Rewrite the data below with "Supporting" replaced by "Helping" everywhere, leaving everything else unchanged and omitting the pictures.

EXTRACTED MATERIAL:

* * *

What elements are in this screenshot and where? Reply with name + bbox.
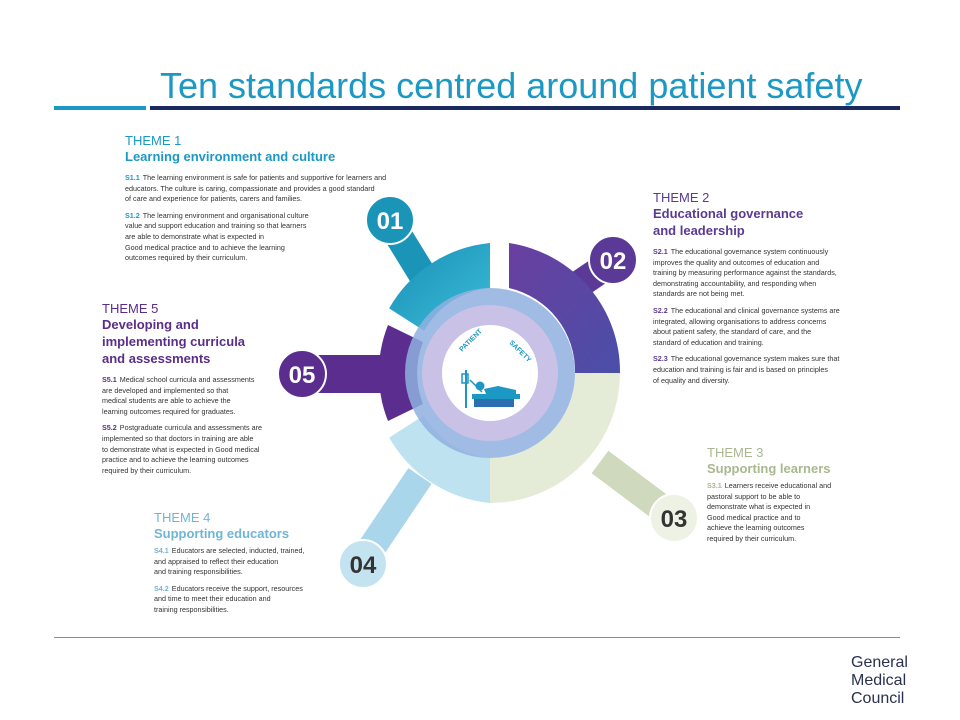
footer-rule [54, 637, 900, 638]
ring-segment-theme-4 [389, 415, 490, 503]
title-rule-accent [54, 106, 146, 110]
svg-text:01: 01 [377, 208, 404, 235]
theme-5-label: THEME 5 [102, 301, 159, 316]
svg-text:05: 05 [289, 362, 316, 389]
title-rule [150, 106, 900, 110]
theme-1-name: Learning environment and culture [125, 149, 336, 164]
theme-5-block: THEME 5 Developing and implementing curr… [102, 301, 282, 482]
standard-s2-1: S2.1 The educational governance system co… [653, 247, 837, 299]
standard-s2-2: S2.2 The educational and clinical governa… [653, 305, 840, 347]
ring-segment-theme-1 [389, 243, 490, 331]
patient-in-bed-icon [461, 370, 520, 408]
theme-4-label: THEME 4 [154, 510, 211, 525]
theme-3-name: Supporting learners [707, 461, 831, 476]
page-title: Ten standards centred around patient saf… [160, 65, 863, 106]
theme-2-name: Educational governance and leadership [653, 206, 804, 238]
standard-s3-1: S3.1 Learners receive educational and pas… [707, 481, 832, 543]
theme-3-block: THEME 3 Supporting learners S3.1 Learners… [707, 445, 867, 551]
badge-theme-4: 04 [338, 539, 388, 589]
badge-theme-1: 01 [365, 195, 415, 245]
theme-5-name: Developing and implementing curricula an… [102, 317, 246, 366]
theme-1-block: THEME 1 Learning environment and culture… [125, 133, 405, 270]
theme-4-name: Supporting educators [154, 526, 290, 541]
svg-text:02: 02 [600, 248, 627, 275]
standard-s2-3: S2.3 The educational governance system ma… [653, 354, 840, 385]
standard-s1-1: S1.1 The learning environment is safe for… [125, 173, 387, 204]
ring-segment-theme-3 [490, 373, 620, 503]
badge-theme-5: 05 [277, 349, 327, 399]
standard-s5-2: S5.2 Postgraduate curricula and assessmen… [102, 423, 263, 475]
gmc-logo: General Medical Council [851, 654, 908, 707]
standard-s4-2: S4.2 Educators receive the support, resou… [154, 583, 303, 614]
ring-segment-theme-2 [509, 243, 621, 373]
theme-3-label: THEME 3 [707, 445, 764, 460]
svg-text:03: 03 [661, 506, 688, 533]
theme-2-label: THEME 2 [653, 190, 710, 205]
standard-s1-2: S1.2 The learning environment and organis… [125, 210, 309, 263]
standard-s5-1: S5.1 Medical school curricula and assessm… [102, 375, 255, 416]
theme-4-block: THEME 4 Supporting educators S4.1 Educato… [154, 510, 324, 622]
badge-theme-2: 02 [588, 235, 638, 285]
theme-1-label: THEME 1 [125, 133, 182, 148]
svg-text:04: 04 [350, 552, 377, 579]
badge-theme-3: 03 [649, 493, 699, 543]
theme-2-block: THEME 2 Educational governance and leade… [653, 190, 878, 392]
standard-s4-1: S4.1 Educators are selected, inducted, tr… [154, 546, 305, 577]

* * *

CORRECT ANSWER:
What elements are in this screenshot and where? Reply with name + bbox.
footer-rule [54, 637, 900, 638]
ring-segment-theme-4 [389, 415, 490, 503]
title-rule-accent [54, 106, 146, 110]
svg-text:01: 01 [377, 208, 404, 235]
theme-5-label: THEME 5 [102, 301, 159, 316]
svg-text:05: 05 [289, 362, 316, 389]
title-rule [150, 106, 900, 110]
theme-1-name: Learning environment and culture [125, 149, 336, 164]
theme-5-block: THEME 5 Developing and implementing curr… [102, 301, 282, 482]
standard-s2-1: S2.1 The educational governance system co… [653, 247, 837, 299]
standard-s2-2: S2.2 The educational and clinical governa… [653, 305, 840, 347]
ring-segment-theme-1 [389, 243, 490, 331]
patient-in-bed-icon [461, 370, 520, 408]
theme-4-label: THEME 4 [154, 510, 211, 525]
theme-3-name: Helping learners [707, 461, 831, 476]
page-title: Ten standards centred around patient saf… [160, 65, 863, 106]
theme-2-name: Educational governance and leadership [653, 206, 804, 238]
standard-s3-1: S3.1 Learners receive educational and pas… [707, 481, 832, 543]
theme-3-block: THEME 3 Helping learners S3.1 Learners… [707, 445, 867, 551]
badge-theme-4: 04 [338, 539, 388, 589]
badge-theme-1: 01 [365, 195, 415, 245]
theme-5-name: Developing and implementing curricula an… [102, 317, 246, 366]
theme-1-block: THEME 1 Learning environment and culture… [125, 133, 405, 270]
theme-4-name: Helping educators [154, 526, 290, 541]
svg-text:02: 02 [600, 248, 627, 275]
standard-s2-3: S2.3 The educational governance system ma… [653, 354, 840, 385]
standard-s1-1: S1.1 The learning environment is safe for… [125, 173, 387, 204]
ring-segment-theme-3 [490, 373, 620, 503]
badge-theme-5: 05 [277, 349, 327, 399]
standard-s5-2: S5.2 Postgraduate curricula and assessmen… [102, 423, 263, 475]
gmc-logo: General Medical Council [851, 654, 908, 707]
standard-s4-2: S4.2 Educators receive the support, resou… [154, 583, 303, 614]
ring-segment-theme-2 [509, 243, 621, 373]
theme-3-label: THEME 3 [707, 445, 764, 460]
svg-text:03: 03 [661, 506, 688, 533]
theme-2-label: THEME 2 [653, 190, 710, 205]
standard-s1-2: S1.2 The learning environment and organis… [125, 210, 309, 263]
standard-s5-1: S5.1 Medical school curricula and assessm… [102, 375, 255, 416]
theme-4-block: THEME 4 Helping educators S4.1 Educato… [154, 510, 324, 622]
badge-theme-2: 02 [588, 235, 638, 285]
theme-1-label: THEME 1 [125, 133, 182, 148]
svg-text:04: 04 [350, 552, 377, 579]
badge-theme-3: 03 [649, 493, 699, 543]
theme-2-block: THEME 2 Educational governance and leade… [653, 190, 878, 392]
standard-s4-1: S4.1 Educators are selected, inducted, tr… [154, 546, 305, 577]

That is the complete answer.